Saved data entries:
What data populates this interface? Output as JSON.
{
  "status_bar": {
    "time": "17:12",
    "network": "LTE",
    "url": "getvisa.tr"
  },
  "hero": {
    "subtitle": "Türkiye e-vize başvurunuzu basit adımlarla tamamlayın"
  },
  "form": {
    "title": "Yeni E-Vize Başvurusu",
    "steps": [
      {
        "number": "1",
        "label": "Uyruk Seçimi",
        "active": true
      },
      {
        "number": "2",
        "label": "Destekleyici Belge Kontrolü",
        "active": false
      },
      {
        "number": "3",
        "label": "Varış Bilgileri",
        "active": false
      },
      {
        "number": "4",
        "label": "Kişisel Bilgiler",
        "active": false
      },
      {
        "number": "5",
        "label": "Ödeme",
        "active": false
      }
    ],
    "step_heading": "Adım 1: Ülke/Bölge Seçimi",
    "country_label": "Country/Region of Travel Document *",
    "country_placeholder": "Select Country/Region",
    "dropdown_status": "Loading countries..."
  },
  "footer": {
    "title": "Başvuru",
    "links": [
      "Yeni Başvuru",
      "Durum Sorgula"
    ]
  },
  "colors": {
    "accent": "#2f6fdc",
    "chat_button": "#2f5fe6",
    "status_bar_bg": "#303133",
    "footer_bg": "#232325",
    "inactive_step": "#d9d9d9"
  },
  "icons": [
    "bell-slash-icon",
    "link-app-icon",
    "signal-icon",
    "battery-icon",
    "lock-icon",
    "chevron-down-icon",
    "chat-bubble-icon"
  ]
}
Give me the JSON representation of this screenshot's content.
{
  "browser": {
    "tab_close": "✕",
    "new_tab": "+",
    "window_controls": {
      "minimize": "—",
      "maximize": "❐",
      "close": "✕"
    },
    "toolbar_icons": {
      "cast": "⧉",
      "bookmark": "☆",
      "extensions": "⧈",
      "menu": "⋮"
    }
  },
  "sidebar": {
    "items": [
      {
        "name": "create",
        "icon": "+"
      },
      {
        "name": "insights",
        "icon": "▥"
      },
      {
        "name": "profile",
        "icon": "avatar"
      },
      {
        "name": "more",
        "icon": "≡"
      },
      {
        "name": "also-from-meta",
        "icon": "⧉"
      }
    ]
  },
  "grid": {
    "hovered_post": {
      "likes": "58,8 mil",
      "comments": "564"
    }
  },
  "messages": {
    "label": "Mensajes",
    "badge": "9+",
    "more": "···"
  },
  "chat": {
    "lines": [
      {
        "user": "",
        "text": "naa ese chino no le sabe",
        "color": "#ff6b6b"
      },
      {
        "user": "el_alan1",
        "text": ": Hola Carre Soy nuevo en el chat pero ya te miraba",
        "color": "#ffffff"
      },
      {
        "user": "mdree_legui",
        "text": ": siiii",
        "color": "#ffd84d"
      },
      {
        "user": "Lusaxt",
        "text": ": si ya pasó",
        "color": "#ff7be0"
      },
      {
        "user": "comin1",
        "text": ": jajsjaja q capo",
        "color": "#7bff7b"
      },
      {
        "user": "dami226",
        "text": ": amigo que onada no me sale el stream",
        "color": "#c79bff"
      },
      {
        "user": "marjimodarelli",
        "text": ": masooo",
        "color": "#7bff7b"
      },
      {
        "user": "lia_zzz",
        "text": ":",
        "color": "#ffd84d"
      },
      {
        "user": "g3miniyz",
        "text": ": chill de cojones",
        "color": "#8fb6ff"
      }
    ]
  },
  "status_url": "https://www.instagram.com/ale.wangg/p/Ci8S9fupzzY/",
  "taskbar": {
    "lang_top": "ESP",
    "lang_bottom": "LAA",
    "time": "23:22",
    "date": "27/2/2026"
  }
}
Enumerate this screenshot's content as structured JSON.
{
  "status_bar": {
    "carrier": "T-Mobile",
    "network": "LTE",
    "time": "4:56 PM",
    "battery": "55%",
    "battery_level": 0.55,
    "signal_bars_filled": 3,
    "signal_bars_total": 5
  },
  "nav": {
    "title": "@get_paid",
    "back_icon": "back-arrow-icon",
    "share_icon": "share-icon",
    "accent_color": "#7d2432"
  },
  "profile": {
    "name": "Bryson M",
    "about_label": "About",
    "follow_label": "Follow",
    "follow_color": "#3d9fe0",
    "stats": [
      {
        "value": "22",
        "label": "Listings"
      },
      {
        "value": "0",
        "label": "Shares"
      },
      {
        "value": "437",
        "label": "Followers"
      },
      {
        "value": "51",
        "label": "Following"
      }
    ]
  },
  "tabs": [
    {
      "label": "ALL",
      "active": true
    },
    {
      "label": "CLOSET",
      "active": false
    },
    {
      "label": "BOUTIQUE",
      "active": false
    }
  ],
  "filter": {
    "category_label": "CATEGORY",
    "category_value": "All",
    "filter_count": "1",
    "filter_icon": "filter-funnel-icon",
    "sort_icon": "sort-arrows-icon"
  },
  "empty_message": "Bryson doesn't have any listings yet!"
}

- **Written problem**
Transcribe all of the material exactly. Omit nothing.

- **Response to the task**
What data populates this interface? Output as JSON.
{
  "status_bar": {
    "time": "17:12",
    "network": "LTE",
    "url": "getvisa.tr"
  },
  "hero": {
    "subtitle": "Türkiye e-vize başvurunuzu basit adımlarla tamamlayın"
  },
  "form": {
    "title": "Yeni E-Vize Başvurusu",
    "steps": [
      {
        "number": "1",
        "label": "Uyruk Seçimi",
        "active": true
      },
      {
        "number": "2",
        "label": "Destekleyici Belge Kontrolü",
        "active": false
      },
      {
        "number": "3",
        "label": "Varış Bilgileri",
        "active": false
      },
      {
        "number": "4",
        "label": "Kişisel Bilgiler",
        "active": false
      },
      {
        "number": "5",
        "label": "Ödeme",
        "active": false
      }
    ],
    "step_heading": "Adım 1: Ülke/Bölge Seçimi",
    "country_label": "Country/Region of Travel Document *",
    "country_placeholder": "Select Country/Region",
    "dropdown_status": "Loading countries..."
  },
  "footer": {
    "title": "Başvuru",
    "links": [
      "Yeni Başvuru",
      "Durum Sorgula"
    ]
  },
  "colors": {
    "accent": "#2f6fdc",
    "chat_button": "#2f5fe6",
    "status_bar_bg": "#303133",
    "footer_bg": "#232325",
    "inactive_step": "#d9d9d9"
  },
  "icons": [
    "bell-slash-icon",
    "link-app-icon",
    "signal-icon",
    "battery-icon",
    "lock-icon",
    "chevron-down-icon",
    "chat-bubble-icon"
  ]
}
Give me the JSON representation of this screenshot's content.
{
  "browser": {
    "tab_close": "✕",
    "new_tab": "+",
    "window_controls": {
      "minimize": "—",
      "maximize": "❐",
      "close": "✕"
    },
    "toolbar_icons": {
      "cast": "⧉",
      "bookmark": "☆",
      "extensions": "⧈",
      "menu": "⋮"
    }
  },
  "sidebar": {
    "items": [
      {
        "name": "create",
        "icon": "+"
      },
      {
        "name": "insights",
        "icon": "▥"
      },
      {
        "name": "profile",
        "icon": "avatar"
      },
      {
        "name": "more",
        "icon": "≡"
      },
      {
        "name": "also-from-meta",
        "icon": "⧉"
      }
    ]
  },
  "grid": {
    "hovered_post": {
      "likes": "58,8 mil",
      "comments": "564"
    }
  },
  "messages": {
    "label": "Mensajes",
    "badge": "9+",
    "more": "···"
  },
  "chat": {
    "lines": [
      {
        "user": "",
        "text": "naa ese chino no le sabe",
        "color": "#ff6b6b"
      },
      {
        "user": "el_alan1",
        "text": ": Hola Carre Soy nuevo en el chat pero ya te miraba",
        "color": "#ffffff"
      },
      {
        "user": "mdree_legui",
        "text": ": siiii",
        "color": "#ffd84d"
      },
      {
        "user": "Lusaxt",
        "text": ": si ya pasó",
        "color": "#ff7be0"
      },
      {
        "user": "comin1",
        "text": ": jajsjaja q capo",
        "color": "#7bff7b"
      },
      {
        "user": "dami226",
        "text": ": amigo que onada no me sale el stream",
        "color": "#c79bff"
      },
      {
        "user": "marjimodarelli",
        "text": ": masooo",
        "color": "#7bff7b"
      },
      {
        "user": "lia_zzz",
        "text": ":",
        "color": "#ffd84d"
      },
      {
        "user": "g3miniyz",
        "text": ": chill de cojones",
        "color": "#8fb6ff"
      }
    ]
  },
  "status_url": "https://www.instagram.com/ale.wangg/p/Ci8S9fupzzY/",
  "taskbar": {
    "lang_top": "ESP",
    "lang_bottom": "LAA",
    "time": "23:22",
    "date": "27/2/2026"
  }
}
Enumerate this screenshot's content as structured JSON.
{
  "status_bar": {
    "carrier": "T-Mobile",
    "network": "LTE",
    "time": "4:56 PM",
    "battery": "55%",
    "battery_level": 0.55,
    "signal_bars_filled": 3,
    "signal_bars_total": 5
  },
  "nav": {
    "title": "@get_paid",
    "back_icon": "back-arrow-icon",
    "share_icon": "share-icon",
    "accent_color": "#7d2432"
  },
  "profile": {
    "name": "Bryson M",
    "about_label": "About",
    "follow_label": "Follow",
    "follow_color": "#3d9fe0",
    "stats": [
      {
        "value": "22",
        "label": "Listings"
      },
      {
        "value": "0",
        "label": "Shares"
      },
      {
        "value": "437",
        "label": "Followers"
      },
      {
        "value": "51",
        "label": "Following"
      }
    ]
  },
  "tabs": [
    {
      "label": "ALL",
      "active": true
    },
    {
      "label": "CLOSET",
      "active": false
    },
    {
      "label": "BOUTIQUE",
      "active": false
    }
  ],
  "filter": {
    "category_label": "CATEGORY",
    "category_value": "All",
    "filter_count": "1",
    "filter_icon": "filter-funnel-icon",
    "sort_icon": "sort-arrows-icon"
  },
  "empty_message": "Bryson doesn't have any listings yet!"
}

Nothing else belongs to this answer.